▶ **JOB**: Write out all of the data exactly as it appears.

=== RECORD SET ===

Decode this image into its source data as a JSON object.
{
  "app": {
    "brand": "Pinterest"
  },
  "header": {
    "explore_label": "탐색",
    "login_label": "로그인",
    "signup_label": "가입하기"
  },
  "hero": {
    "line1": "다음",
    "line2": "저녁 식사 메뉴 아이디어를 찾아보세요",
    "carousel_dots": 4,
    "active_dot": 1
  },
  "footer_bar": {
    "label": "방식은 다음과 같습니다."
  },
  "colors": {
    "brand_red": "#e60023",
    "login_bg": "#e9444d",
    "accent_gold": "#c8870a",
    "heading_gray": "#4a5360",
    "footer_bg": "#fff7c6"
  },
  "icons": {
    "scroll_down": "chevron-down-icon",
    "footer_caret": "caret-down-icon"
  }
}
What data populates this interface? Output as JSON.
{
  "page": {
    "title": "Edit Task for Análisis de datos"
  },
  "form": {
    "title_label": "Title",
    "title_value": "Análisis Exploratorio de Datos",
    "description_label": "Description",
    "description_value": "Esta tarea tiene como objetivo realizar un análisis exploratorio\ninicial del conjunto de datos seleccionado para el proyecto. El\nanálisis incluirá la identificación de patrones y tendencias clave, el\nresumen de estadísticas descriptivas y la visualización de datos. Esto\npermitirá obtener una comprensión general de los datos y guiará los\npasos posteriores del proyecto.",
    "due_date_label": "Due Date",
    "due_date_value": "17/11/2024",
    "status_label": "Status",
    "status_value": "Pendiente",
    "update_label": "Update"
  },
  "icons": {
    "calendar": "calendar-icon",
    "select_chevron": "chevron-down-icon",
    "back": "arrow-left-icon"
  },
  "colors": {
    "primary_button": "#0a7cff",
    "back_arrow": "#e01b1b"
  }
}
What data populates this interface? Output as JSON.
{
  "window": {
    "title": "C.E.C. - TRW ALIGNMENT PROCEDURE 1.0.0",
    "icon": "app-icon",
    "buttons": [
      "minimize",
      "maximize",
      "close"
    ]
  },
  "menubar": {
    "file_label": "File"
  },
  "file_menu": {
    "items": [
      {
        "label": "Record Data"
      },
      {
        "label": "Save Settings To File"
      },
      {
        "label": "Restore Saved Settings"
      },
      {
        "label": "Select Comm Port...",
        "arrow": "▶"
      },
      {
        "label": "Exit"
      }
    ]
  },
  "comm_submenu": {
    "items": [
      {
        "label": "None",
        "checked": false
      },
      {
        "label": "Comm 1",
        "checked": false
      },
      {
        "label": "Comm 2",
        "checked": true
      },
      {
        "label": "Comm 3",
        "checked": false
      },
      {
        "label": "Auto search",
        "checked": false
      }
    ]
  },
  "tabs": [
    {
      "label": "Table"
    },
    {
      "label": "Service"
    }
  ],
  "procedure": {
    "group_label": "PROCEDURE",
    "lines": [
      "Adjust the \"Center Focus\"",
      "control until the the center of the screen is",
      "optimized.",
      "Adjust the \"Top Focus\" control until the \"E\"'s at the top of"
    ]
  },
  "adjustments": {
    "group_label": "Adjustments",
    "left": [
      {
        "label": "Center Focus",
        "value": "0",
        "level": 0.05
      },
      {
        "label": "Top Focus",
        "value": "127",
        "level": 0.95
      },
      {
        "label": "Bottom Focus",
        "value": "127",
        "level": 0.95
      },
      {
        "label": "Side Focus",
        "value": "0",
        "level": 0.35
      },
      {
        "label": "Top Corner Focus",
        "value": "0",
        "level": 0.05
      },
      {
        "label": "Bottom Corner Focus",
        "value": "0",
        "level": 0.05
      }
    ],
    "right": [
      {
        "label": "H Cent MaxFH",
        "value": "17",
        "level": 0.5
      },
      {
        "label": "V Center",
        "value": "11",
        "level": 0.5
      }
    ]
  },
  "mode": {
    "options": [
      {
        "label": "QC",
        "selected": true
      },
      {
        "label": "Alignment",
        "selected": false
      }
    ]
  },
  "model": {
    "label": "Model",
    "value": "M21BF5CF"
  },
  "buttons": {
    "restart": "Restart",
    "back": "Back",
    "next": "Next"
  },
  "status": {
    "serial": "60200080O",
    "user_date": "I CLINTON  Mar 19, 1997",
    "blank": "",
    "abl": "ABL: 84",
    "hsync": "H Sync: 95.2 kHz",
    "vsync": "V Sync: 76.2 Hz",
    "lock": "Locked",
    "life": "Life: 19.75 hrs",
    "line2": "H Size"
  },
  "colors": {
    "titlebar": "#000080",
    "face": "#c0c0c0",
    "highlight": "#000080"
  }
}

===

▶ **FINISHED TASK**:
Decode this image into its source data as a JSON object.
{
  "app": {
    "brand": "Pinterest"
  },
  "header": {
    "explore_label": "탐색",
    "login_label": "로그인",
    "signup_label": "가입하기"
  },
  "hero": {
    "line1": "다음",
    "line2": "저녁 식사 메뉴 아이디어를 찾아보세요",
    "carousel_dots": 4,
    "active_dot": 1
  },
  "footer_bar": {
    "label": "방식은 다음과 같습니다."
  },
  "colors": {
    "brand_red": "#e60023",
    "login_bg": "#e9444d",
    "accent_gold": "#c8870a",
    "heading_gray": "#4a5360",
    "footer_bg": "#fff7c6"
  },
  "icons": {
    "scroll_down": "chevron-down-icon",
    "footer_caret": "caret-down-icon"
  }
}
What data populates this interface? Output as JSON.
{
  "page": {
    "title": "Edit Task for Análisis de datos"
  },
  "form": {
    "title_label": "Title",
    "title_value": "Análisis Exploratorio de Datos",
    "description_label": "Description",
    "description_value": "Esta tarea tiene como objetivo realizar un análisis exploratorio\ninicial del conjunto de datos seleccionado para el proyecto. El\nanálisis incluirá la identificación de patrones y tendencias clave, el\nresumen de estadísticas descriptivas y la visualización de datos. Esto\npermitirá obtener una comprensión general de los datos y guiará los\npasos posteriores del proyecto.",
    "due_date_label": "Due Date",
    "due_date_value": "17/11/2024",
    "status_label": "Status",
    "status_value": "Pendiente",
    "update_label": "Update"
  },
  "icons": {
    "calendar": "calendar-icon",
    "select_chevron": "chevron-down-icon",
    "back": "arrow-left-icon"
  },
  "colors": {
    "primary_button": "#0a7cff",
    "back_arrow": "#e01b1b"
  }
}
What data populates this interface? Output as JSON.
{
  "window": {
    "title": "C.E.C. - TRW ALIGNMENT PROCEDURE 1.0.0",
    "icon": "app-icon",
    "buttons": [
      "minimize",
      "maximize",
      "close"
    ]
  },
  "menubar": {
    "file_label": "File"
  },
  "file_menu": {
    "items": [
      {
        "label": "Record Data"
      },
      {
        "label": "Save Settings To File"
      },
      {
        "label": "Restore Saved Settings"
      },
      {
        "label": "Select Comm Port...",
        "arrow": "▶"
      },
      {
        "label": "Exit"
      }
    ]
  },
  "comm_submenu": {
    "items": [
      {
        "label": "None",
        "checked": false
      },
      {
        "label": "Comm 1",
        "checked": false
      },
      {
        "label": "Comm 2",
        "checked": true
      },
      {
        "label": "Comm 3",
        "checked": false
      },
      {
        "label": "Auto search",
        "checked": false
      }
    ]
  },
  "tabs": [
    {
      "label": "Table"
    },
    {
      "label": "Service"
    }
  ],
  "procedure": {
    "group_label": "PROCEDURE",
    "lines": [
      "Adjust the \"Center Focus\"",
      "control until the the center of the screen is",
      "optimized.",
      "Adjust the \"Top Focus\" control until the \"E\"'s at the top of"
    ]
  },
  "adjustments": {
    "group_label": "Adjustments",
    "left": [
      {
        "label": "Center Focus",
        "value": "0",
        "level": 0.05
      },
      {
        "label": "Top Focus",
        "value": "127",
        "level": 0.95
      },
      {
        "label": "Bottom Focus",
        "value": "127",
        "level": 0.95
      },
      {
        "label": "Side Focus",
        "value": "0",
        "level": 0.35
      },
      {
        "label": "Top Corner Focus",
        "value": "0",
        "level": 0.05
      },
      {
        "label": "Bottom Corner Focus",
        "value": "0",
        "level": 0.05
      }
    ],
    "right": [
      {
        "label": "H Cent MaxFH",
        "value": "17",
        "level": 0.5
      },
      {
        "label": "V Center",
        "value": "11",
        "level": 0.5
      }
    ]
  },
  "mode": {
    "options": [
      {
        "label": "QC",
        "selected": true
      },
      {
        "label": "Alignment",
        "selected": false
      }
    ]
  },
  "model": {
    "label": "Model",
    "value": "M21BF5CF"
  },
  "buttons": {
    "restart": "Restart",
    "back": "Back",
    "next": "Next"
  },
  "status": {
    "serial": "60200080O",
    "user_date": "I CLINTON  Mar 19, 1997",
    "blank": "",
    "abl": "ABL: 84",
    "hsync": "H Sync: 95.2 kHz",
    "vsync": "V Sync: 76.2 Hz",
    "lock": "Locked",
    "life": "Life: 19.75 hrs",
    "line2": "H Size"
  },
  "colors": {
    "titlebar": "#000080",
    "face": "#c0c0c0",
    "highlight": "#000080"
  }
}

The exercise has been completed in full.